▸ **Exercise aim**: Every line from the one that contains "Parse this screenshot: output" to the last line of the listing below should be quoted verbatim. Pictures are excluded.

▸ **Provided records**:
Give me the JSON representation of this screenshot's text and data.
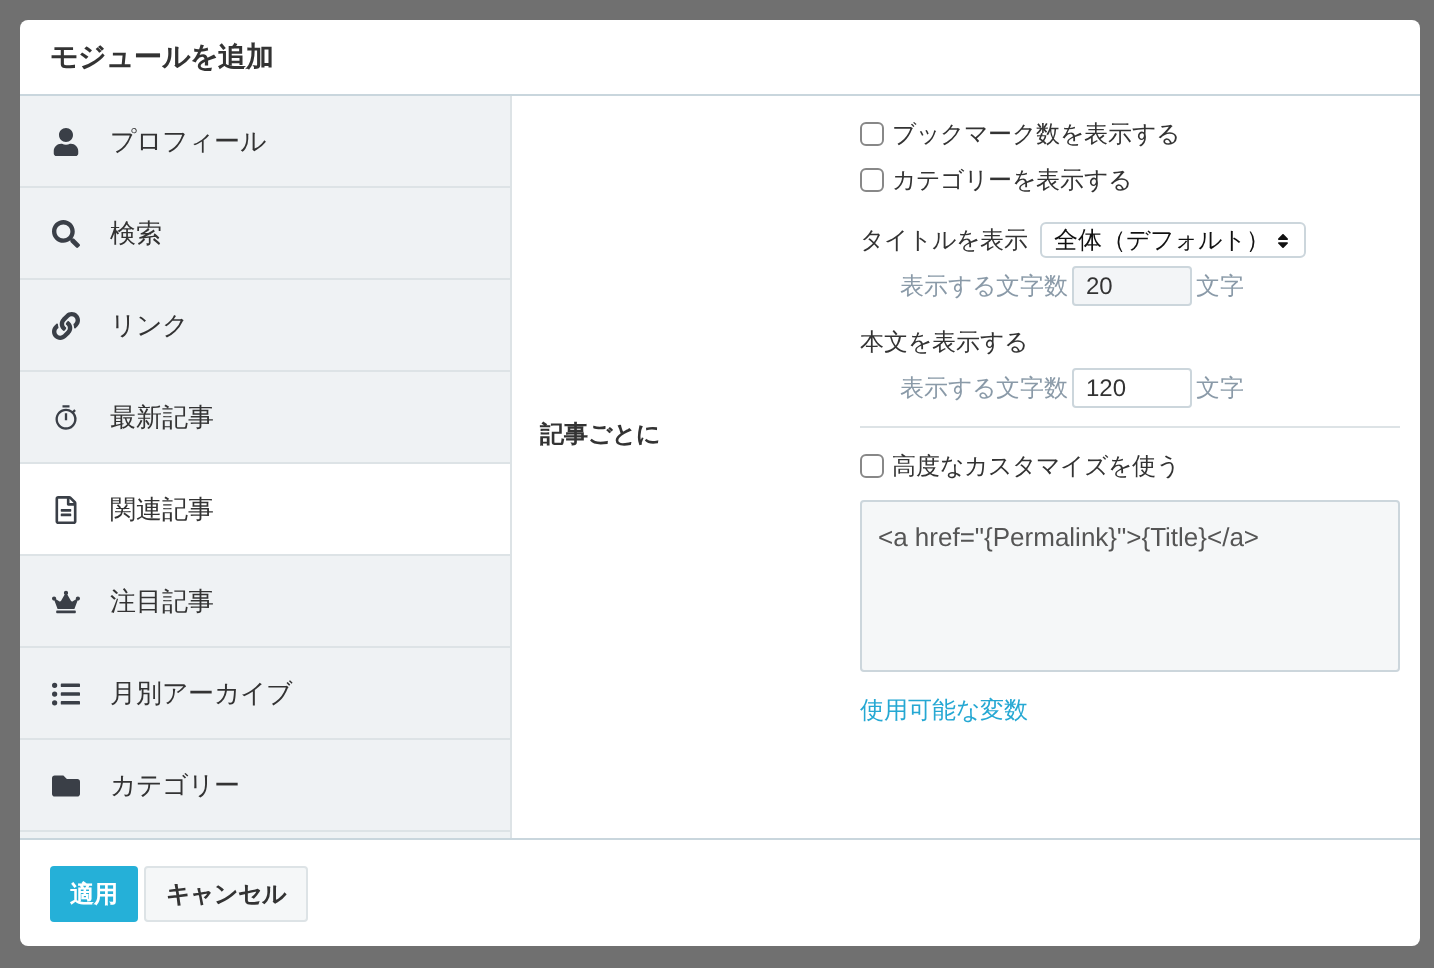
{
  "dialog": {
    "title": "モジュールを追加"
  },
  "sidebar": {
    "items": [
      {
        "label": "プロフィール",
        "selected": false
      },
      {
        "label": "検索",
        "selected": false
      },
      {
        "label": "リンク",
        "selected": false
      },
      {
        "label": "最新記事",
        "selected": false
      },
      {
        "label": "関連記事",
        "selected": true
      },
      {
        "label": "注目記事",
        "selected": false
      },
      {
        "label": "月別アーカイブ",
        "selected": false
      },
      {
        "label": "カテゴリー",
        "selected": false
      }
    ]
  },
  "form": {
    "section_label": "記事ごとに",
    "checkboxes": [
      {
        "label": "ブックマーク数を表示する",
        "checked": false
      },
      {
        "label": "カテゴリーを表示する",
        "checked": false
      }
    ],
    "title_setting": {
      "label": "タイトルを表示",
      "select_value": "全体（デフォルト）",
      "count_label": "表示する文字数",
      "count_value": "20",
      "count_disabled": true,
      "unit": "文字"
    },
    "body_setting": {
      "label": "本文を表示する",
      "count_label": "表示する文字数",
      "count_value": "120",
      "count_disabled": false,
      "unit": "文字"
    },
    "advanced": {
      "label": "高度なカスタマイズを使う",
      "checked": false,
      "template": "<a href=\"{Permalink}\">{Title}</a>",
      "link": "使用可能な変数"
    }
  },
  "buttons": [
    {
      "kind": "primary",
      "label": "適用"
    },
    {
      "kind": "secondary",
      "label": "キャンセル"
    }
  ]
}
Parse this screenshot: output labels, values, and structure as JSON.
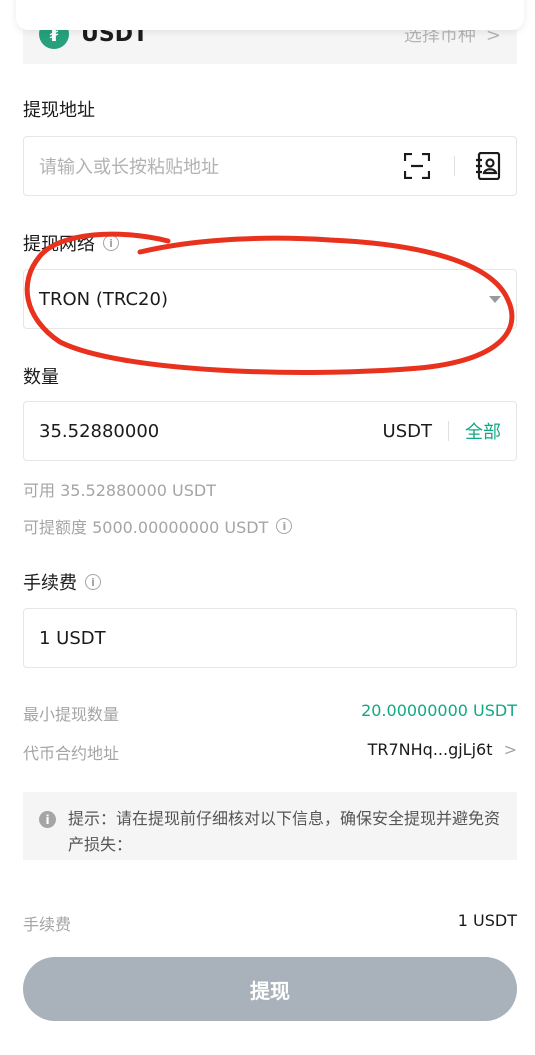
{
  "coin": {
    "icon_letter": "₮",
    "name": "USDT",
    "select_label": "选择币种",
    "select_chevron": ">"
  },
  "address": {
    "label": "提现地址",
    "placeholder": "请输入或长按粘贴地址",
    "scan_icon": "scan-icon",
    "contact_icon": "address-book-icon"
  },
  "network": {
    "label": "提现网络",
    "info_icon": "i",
    "value": "TRON (TRC20)"
  },
  "amount": {
    "label": "数量",
    "value": "35.52880000",
    "unit": "USDT",
    "all_label": "全部"
  },
  "available": {
    "text": "可用 35.52880000 USDT"
  },
  "limit": {
    "text": "可提额度 5000.00000000 USDT",
    "info_icon": "i"
  },
  "fee_field": {
    "label": "手续费",
    "info_icon": "i",
    "value": "1 USDT"
  },
  "min_withdraw": {
    "label": "最小提现数量",
    "value": "20.00000000 USDT"
  },
  "contract": {
    "label": "代币合约地址",
    "value": "TR7NHq...gjLj6t",
    "chevron": ">"
  },
  "notice": {
    "icon": "i",
    "text": "提示：请在提现前仔细核对以下信息，确保安全提现并避免资产损失："
  },
  "fee_summary": {
    "label": "手续费",
    "value": "1 USDT"
  },
  "submit": {
    "label": "提现"
  },
  "colors": {
    "accent_green": "#13a884",
    "annotation_red": "#e8321e",
    "button_disabled": "#a9b2bb",
    "usdt_green": "#26a17b"
  }
}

▸ **Answer below**:
Parse this screenshot: output labels, values, and structure as JSON.
{
  "coin": {
    "icon_letter": "₮",
    "name": "USDT",
    "select_label": "选择币种",
    "select_chevron": ">"
  },
  "address": {
    "label": "提现地址",
    "placeholder": "请输入或长按粘贴地址",
    "scan_icon": "scan-icon",
    "contact_icon": "address-book-icon"
  },
  "network": {
    "label": "提现网络",
    "info_icon": "i",
    "value": "TRON (TRC20)"
  },
  "amount": {
    "label": "数量",
    "value": "35.52880000",
    "unit": "USDT",
    "all_label": "全部"
  },
  "available": {
    "text": "可用 35.52880000 USDT"
  },
  "limit": {
    "text": "可提额度 5000.00000000 USDT",
    "info_icon": "i"
  },
  "fee_field": {
    "label": "手续费",
    "info_icon": "i",
    "value": "1 USDT"
  },
  "min_withdraw": {
    "label": "最小提现数量",
    "value": "20.00000000 USDT"
  },
  "contract": {
    "label": "代币合约地址",
    "value": "TR7NHq...gjLj6t",
    "chevron": ">"
  },
  "notice": {
    "icon": "i",
    "text": "提示：请在提现前仔细核对以下信息，确保安全提现并避免资产损失："
  },
  "fee_summary": {
    "label": "手续费",
    "value": "1 USDT"
  },
  "submit": {
    "label": "提现"
  },
  "colors": {
    "accent_green": "#13a884",
    "annotation_red": "#e8321e",
    "button_disabled": "#a9b2bb",
    "usdt_green": "#26a17b"
  }
}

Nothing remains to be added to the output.